What you need to do: Examine the material below. Gather every line in which the string "label" appears.

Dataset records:
=-=-=-=-=

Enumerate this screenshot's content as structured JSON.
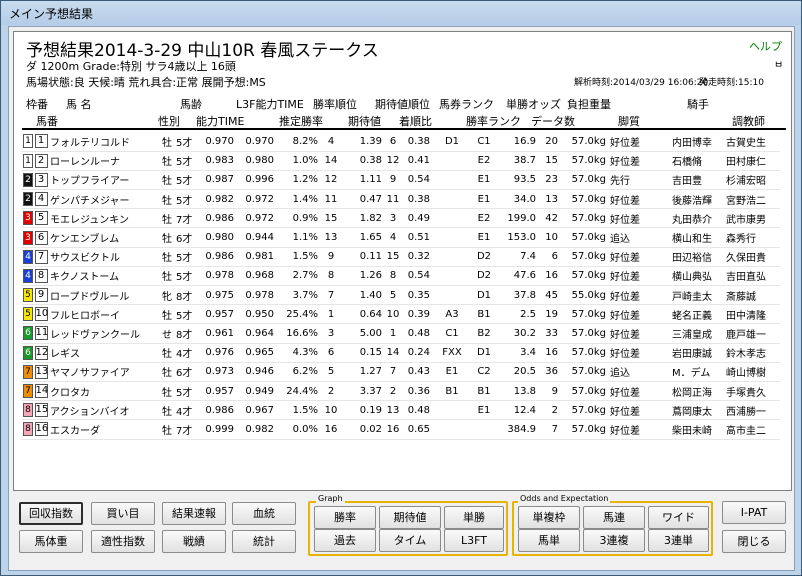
{
  "window": {
    "title": "メイン予想結果"
  },
  "header": {
    "race_title": "予想結果2014-3-29 中山10R 春風ステークス",
    "help": "ヘルプ",
    "pin": "ㅂ",
    "race_info": "ダ 1200m  Grade:特別 サラ4歳以上 16頭",
    "conditions": "馬場状態:良   天候:晴   荒れ具合:正常   展開予想:MS",
    "analysis_time": "解析時刻:2014/03/29 16:06:20",
    "start_time": "発走時刻:15:10"
  },
  "columns_row1": [
    "枠番",
    "馬 名",
    "馬齢",
    "L3F能力TIME",
    "勝率順位",
    "期待値順位",
    "馬券ランク",
    "単勝オッズ",
    "負担重量",
    "騎手"
  ],
  "columns_row2": [
    "馬番",
    "性別",
    "能力TIME",
    "推定勝率",
    "期待値",
    "着順比",
    "勝率ランク",
    "データ数",
    "脚質",
    "調教師"
  ],
  "rows": [
    {
      "waku": "1",
      "num": "1",
      "name": "フォルテリコルド",
      "sex": "牡",
      "age": "5才",
      "ability": "0.970",
      "l3f": "0.970",
      "rate": "8.2%",
      "rank": "4",
      "exp": "1.39",
      "exp_rank": "6",
      "finish": "0.38",
      "bet_rank": "D1",
      "win_rank": "C1",
      "odds": "16.9",
      "data": "20",
      "weight": "57.0kg",
      "style": "好位差",
      "jockey": "内田博幸",
      "trainer": "古賀史生"
    },
    {
      "waku": "1",
      "num": "2",
      "name": "ローレンルーナ",
      "sex": "牡",
      "age": "5才",
      "ability": "0.983",
      "l3f": "0.980",
      "rate": "1.0%",
      "rank": "14",
      "exp": "0.38",
      "exp_rank": "12",
      "finish": "0.41",
      "bet_rank": "",
      "win_rank": "E2",
      "odds": "38.7",
      "data": "15",
      "weight": "57.0kg",
      "style": "好位差",
      "jockey": "石橋脩",
      "trainer": "田村康仁"
    },
    {
      "waku": "2",
      "num": "3",
      "name": "トップフライアー",
      "sex": "牡",
      "age": "5才",
      "ability": "0.987",
      "l3f": "0.996",
      "rate": "1.2%",
      "rank": "12",
      "exp": "1.11",
      "exp_rank": "9",
      "finish": "0.54",
      "bet_rank": "",
      "win_rank": "E1",
      "odds": "93.5",
      "data": "23",
      "weight": "57.0kg",
      "style": "先行",
      "jockey": "吉田豊",
      "trainer": "杉浦宏昭"
    },
    {
      "waku": "2",
      "num": "4",
      "name": "ゲンパチメジャー",
      "sex": "牡",
      "age": "5才",
      "ability": "0.982",
      "l3f": "0.972",
      "rate": "1.4%",
      "rank": "11",
      "exp": "0.47",
      "exp_rank": "11",
      "finish": "0.38",
      "bet_rank": "",
      "win_rank": "E1",
      "odds": "34.0",
      "data": "13",
      "weight": "57.0kg",
      "style": "好位差",
      "jockey": "後藤浩輝",
      "trainer": "宮野浩二"
    },
    {
      "waku": "3",
      "num": "5",
      "name": "モエレジュンキン",
      "sex": "牡",
      "age": "7才",
      "ability": "0.986",
      "l3f": "0.972",
      "rate": "0.9%",
      "rank": "15",
      "exp": "1.82",
      "exp_rank": "3",
      "finish": "0.49",
      "bet_rank": "",
      "win_rank": "E2",
      "odds": "199.0",
      "data": "42",
      "weight": "57.0kg",
      "style": "好位差",
      "jockey": "丸田恭介",
      "trainer": "武市康男"
    },
    {
      "waku": "3",
      "num": "6",
      "name": "ケンエンブレム",
      "sex": "牡",
      "age": "6才",
      "ability": "0.980",
      "l3f": "0.944",
      "rate": "1.1%",
      "rank": "13",
      "exp": "1.65",
      "exp_rank": "4",
      "finish": "0.51",
      "bet_rank": "",
      "win_rank": "E1",
      "odds": "153.0",
      "data": "10",
      "weight": "57.0kg",
      "style": "追込",
      "jockey": "横山和生",
      "trainer": "森秀行"
    },
    {
      "waku": "4",
      "num": "7",
      "name": "サウスビクトル",
      "sex": "牡",
      "age": "5才",
      "ability": "0.986",
      "l3f": "0.981",
      "rate": "1.5%",
      "rank": "9",
      "exp": "0.11",
      "exp_rank": "15",
      "finish": "0.32",
      "bet_rank": "",
      "win_rank": "D2",
      "odds": "7.4",
      "data": "6",
      "weight": "57.0kg",
      "style": "好位差",
      "jockey": "田辺裕信",
      "trainer": "久保田貴"
    },
    {
      "waku": "4",
      "num": "8",
      "name": "キクノストーム",
      "sex": "牡",
      "age": "5才",
      "ability": "0.978",
      "l3f": "0.968",
      "rate": "2.7%",
      "rank": "8",
      "exp": "1.26",
      "exp_rank": "8",
      "finish": "0.54",
      "bet_rank": "",
      "win_rank": "D2",
      "odds": "47.6",
      "data": "16",
      "weight": "57.0kg",
      "style": "好位差",
      "jockey": "横山典弘",
      "trainer": "吉田直弘"
    },
    {
      "waku": "5",
      "num": "9",
      "name": "ロープドヴルール",
      "sex": "牝",
      "age": "8才",
      "ability": "0.975",
      "l3f": "0.978",
      "rate": "3.7%",
      "rank": "7",
      "exp": "1.40",
      "exp_rank": "5",
      "finish": "0.35",
      "bet_rank": "",
      "win_rank": "D1",
      "odds": "37.8",
      "data": "45",
      "weight": "55.0kg",
      "style": "好位差",
      "jockey": "戸崎圭太",
      "trainer": "斎藤誠"
    },
    {
      "waku": "5",
      "num": "10",
      "name": "フルヒロボーイ",
      "sex": "牡",
      "age": "5才",
      "ability": "0.957",
      "l3f": "0.950",
      "rate": "25.4%",
      "rank": "1",
      "exp": "0.64",
      "exp_rank": "10",
      "finish": "0.39",
      "bet_rank": "A3",
      "win_rank": "B1",
      "odds": "2.5",
      "data": "19",
      "weight": "57.0kg",
      "style": "好位差",
      "jockey": "蛯名正義",
      "trainer": "田中清隆"
    },
    {
      "waku": "6",
      "num": "11",
      "name": "レッドヴァンクール",
      "sex": "せ",
      "age": "8才",
      "ability": "0.961",
      "l3f": "0.964",
      "rate": "16.6%",
      "rank": "3",
      "exp": "5.00",
      "exp_rank": "1",
      "finish": "0.48",
      "bet_rank": "C1",
      "win_rank": "B2",
      "odds": "30.2",
      "data": "33",
      "weight": "57.0kg",
      "style": "好位差",
      "jockey": "三浦皇成",
      "trainer": "鹿戸雄一"
    },
    {
      "waku": "6",
      "num": "12",
      "name": "レギス",
      "sex": "牡",
      "age": "4才",
      "ability": "0.976",
      "l3f": "0.965",
      "rate": "4.3%",
      "rank": "6",
      "exp": "0.15",
      "exp_rank": "14",
      "finish": "0.24",
      "bet_rank": "FXX",
      "win_rank": "D1",
      "odds": "3.4",
      "data": "16",
      "weight": "57.0kg",
      "style": "好位差",
      "jockey": "岩田康誠",
      "trainer": "鈴木孝志"
    },
    {
      "waku": "7",
      "num": "13",
      "name": "ヤマノサファイア",
      "sex": "牡",
      "age": "6才",
      "ability": "0.973",
      "l3f": "0.946",
      "rate": "6.2%",
      "rank": "5",
      "exp": "1.27",
      "exp_rank": "7",
      "finish": "0.43",
      "bet_rank": "E1",
      "win_rank": "C2",
      "odds": "20.5",
      "data": "36",
      "weight": "57.0kg",
      "style": "追込",
      "jockey": "M．デム",
      "trainer": "崎山博樹"
    },
    {
      "waku": "7",
      "num": "14",
      "name": "クロタカ",
      "sex": "牡",
      "age": "5才",
      "ability": "0.957",
      "l3f": "0.949",
      "rate": "24.4%",
      "rank": "2",
      "exp": "3.37",
      "exp_rank": "2",
      "finish": "0.36",
      "bet_rank": "B1",
      "win_rank": "B1",
      "odds": "13.8",
      "data": "9",
      "weight": "57.0kg",
      "style": "好位差",
      "jockey": "松岡正海",
      "trainer": "手塚貴久"
    },
    {
      "waku": "8",
      "num": "15",
      "name": "アクションバイオ",
      "sex": "牡",
      "age": "4才",
      "ability": "0.986",
      "l3f": "0.967",
      "rate": "1.5%",
      "rank": "10",
      "exp": "0.19",
      "exp_rank": "13",
      "finish": "0.48",
      "bet_rank": "",
      "win_rank": "E1",
      "odds": "12.4",
      "data": "2",
      "weight": "57.0kg",
      "style": "好位差",
      "jockey": "蔦岡康太",
      "trainer": "西浦勝一"
    },
    {
      "waku": "8",
      "num": "16",
      "name": "エスカーダ",
      "sex": "牡",
      "age": "7才",
      "ability": "0.999",
      "l3f": "0.982",
      "rate": "0.0%",
      "rank": "16",
      "exp": "0.02",
      "exp_rank": "16",
      "finish": "0.65",
      "bet_rank": "",
      "win_rank": "",
      "odds": "384.9",
      "data": "7",
      "weight": "57.0kg",
      "style": "好位差",
      "jockey": "柴田未崎",
      "trainer": "高市圭二"
    }
  ],
  "waku_colors": {
    "1": "#ffffff",
    "2": "#111111",
    "3": "#e00000",
    "4": "#1a3fd6",
    "5": "#f5e600",
    "6": "#1a9a2a",
    "7": "#f08c00",
    "8": "#f4a6b8"
  },
  "buttons_left": {
    "kaishu": "回収指数",
    "kaime": "買い目",
    "kekka": "結果速報",
    "ketto": "血統",
    "bataiju": "馬体重",
    "tekisei": "適性指数",
    "senseki": "戦績",
    "tokei": "統計"
  },
  "graph": {
    "label": "Graph",
    "shoritsu": "勝率",
    "kitaichi": "期待値",
    "tansho": "単勝",
    "kako": "過去",
    "time": "タイム",
    "l3ft": "L3FT"
  },
  "odds": {
    "label": "Odds and Expectation",
    "fukusho": "単複枠",
    "umaren": "馬連",
    "wide": "ワイド",
    "umatan": "馬単",
    "sanrenpuku": "3連複",
    "sanrentan": "3連単"
  },
  "buttons_right": {
    "ipat": "I-PAT",
    "close": "閉じる"
  }
}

=-=-=-=-=

Reply to the exercise:
    "label": "Graph",
    "label": "Odds and Expectation",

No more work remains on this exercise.